* Start RECORDS TO PROCESS *

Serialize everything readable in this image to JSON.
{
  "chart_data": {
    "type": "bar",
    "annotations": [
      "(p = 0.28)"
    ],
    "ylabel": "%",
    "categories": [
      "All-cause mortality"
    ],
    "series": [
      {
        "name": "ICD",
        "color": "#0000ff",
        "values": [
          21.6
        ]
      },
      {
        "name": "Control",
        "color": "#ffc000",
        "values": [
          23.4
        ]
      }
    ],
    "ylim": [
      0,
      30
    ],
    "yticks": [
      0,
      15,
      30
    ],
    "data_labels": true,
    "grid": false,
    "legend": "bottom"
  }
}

* End RECORDS TO PROCESS *

TO DO. Restate every line of the data word for word.

WRITTEN RESPONSE.
Serialize everything readable in this image to JSON.
{
  "chart_data": {
    "type": "bar",
    "annotations": [
      "(p = 0.28)"
    ],
    "ylabel": "%",
    "categories": [
      "All-cause mortality"
    ],
    "series": [
      {
        "name": "ICD",
        "color": "#0000ff",
        "values": [
          21.6
        ]
      },
      {
        "name": "Control",
        "color": "#ffc000",
        "values": [
          23.4
        ]
      }
    ],
    "ylim": [
      0,
      30
    ],
    "yticks": [
      0,
      15,
      30
    ],
    "data_labels": true,
    "grid": false,
    "legend": "bottom"
  }
}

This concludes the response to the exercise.